PROMPT. Return every line in the entries below where the word "många" shows up.

════

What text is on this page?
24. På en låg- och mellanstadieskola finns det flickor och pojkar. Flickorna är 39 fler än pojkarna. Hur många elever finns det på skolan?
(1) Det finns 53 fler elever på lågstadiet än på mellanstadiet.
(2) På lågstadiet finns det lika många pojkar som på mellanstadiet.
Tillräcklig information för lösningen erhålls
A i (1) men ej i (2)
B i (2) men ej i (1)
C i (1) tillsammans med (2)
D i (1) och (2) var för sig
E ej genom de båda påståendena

════

YOUR SOLUTION.
24. På en låg- och mellanstadieskola finns det flickor och pojkar. Flickorna är 39 fler än pojkarna. Hur många elever finns det på skolan?
(2) På lågstadiet finns det lika många pojkar som på mellanstadiet.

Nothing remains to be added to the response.